Records from a collection of figures
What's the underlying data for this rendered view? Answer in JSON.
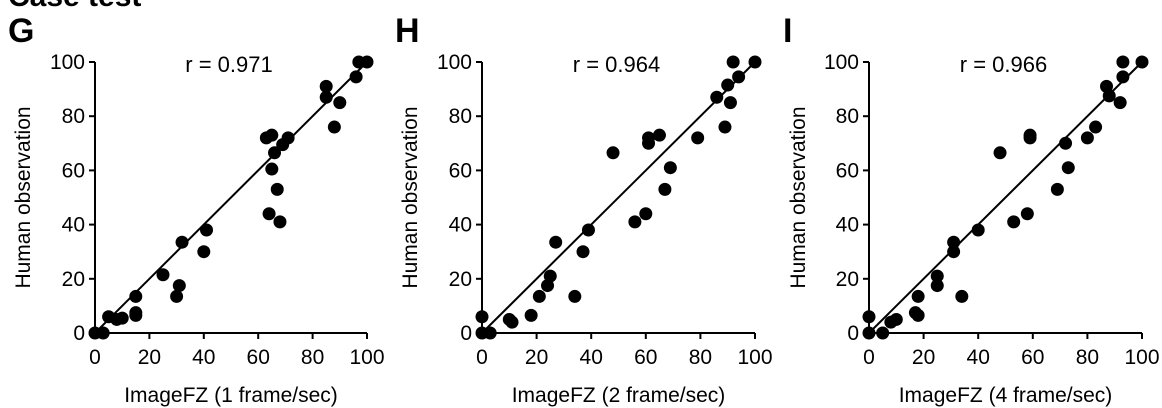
{
  "header_text": "Case test",
  "chart_data": [
    {
      "type": "scatter",
      "panel_label": "G",
      "annotation": "r = 0.971",
      "xlabel": "ImageFZ (1 frame/sec)",
      "ylabel": "Human observation",
      "xlim": [
        0,
        100
      ],
      "ylim": [
        0,
        100
      ],
      "xticks": [
        0,
        20,
        40,
        60,
        80,
        100
      ],
      "yticks": [
        0,
        20,
        40,
        60,
        80,
        100
      ],
      "grid": false,
      "fit_line": [
        [
          0,
          0
        ],
        [
          100,
          100
        ]
      ],
      "points": [
        [
          0,
          0
        ],
        [
          3,
          0
        ],
        [
          5,
          6
        ],
        [
          8,
          5
        ],
        [
          10,
          5.5
        ],
        [
          15,
          13.5
        ],
        [
          15,
          7.5
        ],
        [
          15,
          6.5
        ],
        [
          25,
          21.5
        ],
        [
          30,
          13.5
        ],
        [
          31,
          17.5
        ],
        [
          32,
          33.5
        ],
        [
          40,
          30
        ],
        [
          41,
          38
        ],
        [
          63,
          72
        ],
        [
          64,
          44
        ],
        [
          65,
          73
        ],
        [
          65,
          60.5
        ],
        [
          66,
          66.5
        ],
        [
          67,
          53
        ],
        [
          68,
          41
        ],
        [
          69,
          69.5
        ],
        [
          71,
          72
        ],
        [
          85,
          91
        ],
        [
          85,
          87
        ],
        [
          88,
          76
        ],
        [
          90,
          85
        ],
        [
          96,
          94.5
        ],
        [
          97,
          100
        ],
        [
          100,
          100
        ]
      ]
    },
    {
      "type": "scatter",
      "panel_label": "H",
      "annotation": "r = 0.964",
      "xlabel": "ImageFZ (2 frame/sec)",
      "ylabel": "Human observation",
      "xlim": [
        0,
        100
      ],
      "ylim": [
        0,
        100
      ],
      "xticks": [
        0,
        20,
        40,
        60,
        80,
        100
      ],
      "yticks": [
        0,
        20,
        40,
        60,
        80,
        100
      ],
      "grid": false,
      "fit_line": [
        [
          0,
          0
        ],
        [
          100,
          100
        ]
      ],
      "points": [
        [
          0,
          0
        ],
        [
          0,
          6
        ],
        [
          3,
          0
        ],
        [
          10,
          5
        ],
        [
          11,
          4
        ],
        [
          18,
          6.5
        ],
        [
          21,
          13.5
        ],
        [
          24,
          17.5
        ],
        [
          25,
          21
        ],
        [
          27,
          33.5
        ],
        [
          34,
          13.5
        ],
        [
          37,
          30
        ],
        [
          39,
          38
        ],
        [
          48,
          66.5
        ],
        [
          56,
          41
        ],
        [
          60,
          44
        ],
        [
          61,
          72
        ],
        [
          61,
          70
        ],
        [
          65,
          73
        ],
        [
          67,
          53
        ],
        [
          69,
          61
        ],
        [
          79,
          72
        ],
        [
          86,
          87
        ],
        [
          89,
          76
        ],
        [
          90,
          91.5
        ],
        [
          91,
          85
        ],
        [
          92,
          100
        ],
        [
          94,
          94.5
        ],
        [
          100,
          100
        ]
      ]
    },
    {
      "type": "scatter",
      "panel_label": "I",
      "annotation": "r = 0.966",
      "xlabel": "ImageFZ (4 frame/sec)",
      "ylabel": "Human observation",
      "xlim": [
        0,
        100
      ],
      "ylim": [
        0,
        100
      ],
      "xticks": [
        0,
        20,
        40,
        60,
        80,
        100
      ],
      "yticks": [
        0,
        20,
        40,
        60,
        80,
        100
      ],
      "grid": false,
      "fit_line": [
        [
          0,
          0
        ],
        [
          100,
          100
        ]
      ],
      "points": [
        [
          0,
          0
        ],
        [
          0,
          6
        ],
        [
          5,
          0
        ],
        [
          8,
          4
        ],
        [
          10,
          5
        ],
        [
          17,
          7.5
        ],
        [
          18,
          6.5
        ],
        [
          18,
          13.5
        ],
        [
          25,
          21
        ],
        [
          25,
          17.5
        ],
        [
          31,
          33.5
        ],
        [
          31,
          30
        ],
        [
          34,
          13.5
        ],
        [
          40,
          38
        ],
        [
          48,
          66.5
        ],
        [
          53,
          41
        ],
        [
          58,
          44
        ],
        [
          59,
          73
        ],
        [
          59,
          72
        ],
        [
          69,
          53
        ],
        [
          72,
          70
        ],
        [
          73,
          61
        ],
        [
          80,
          72
        ],
        [
          83,
          76
        ],
        [
          87,
          91
        ],
        [
          88,
          87.5
        ],
        [
          92,
          85
        ],
        [
          93,
          100
        ],
        [
          93,
          94.5
        ],
        [
          100,
          100
        ]
      ]
    }
  ]
}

PROBLEM TO WORK ON: Look for "annotation" and pull out every line that has it.

WRITTEN SOLUTION:
      "annotation": "r = 0.971",
      "annotation": "r = 0.964",
      "annotation": "r = 0.966",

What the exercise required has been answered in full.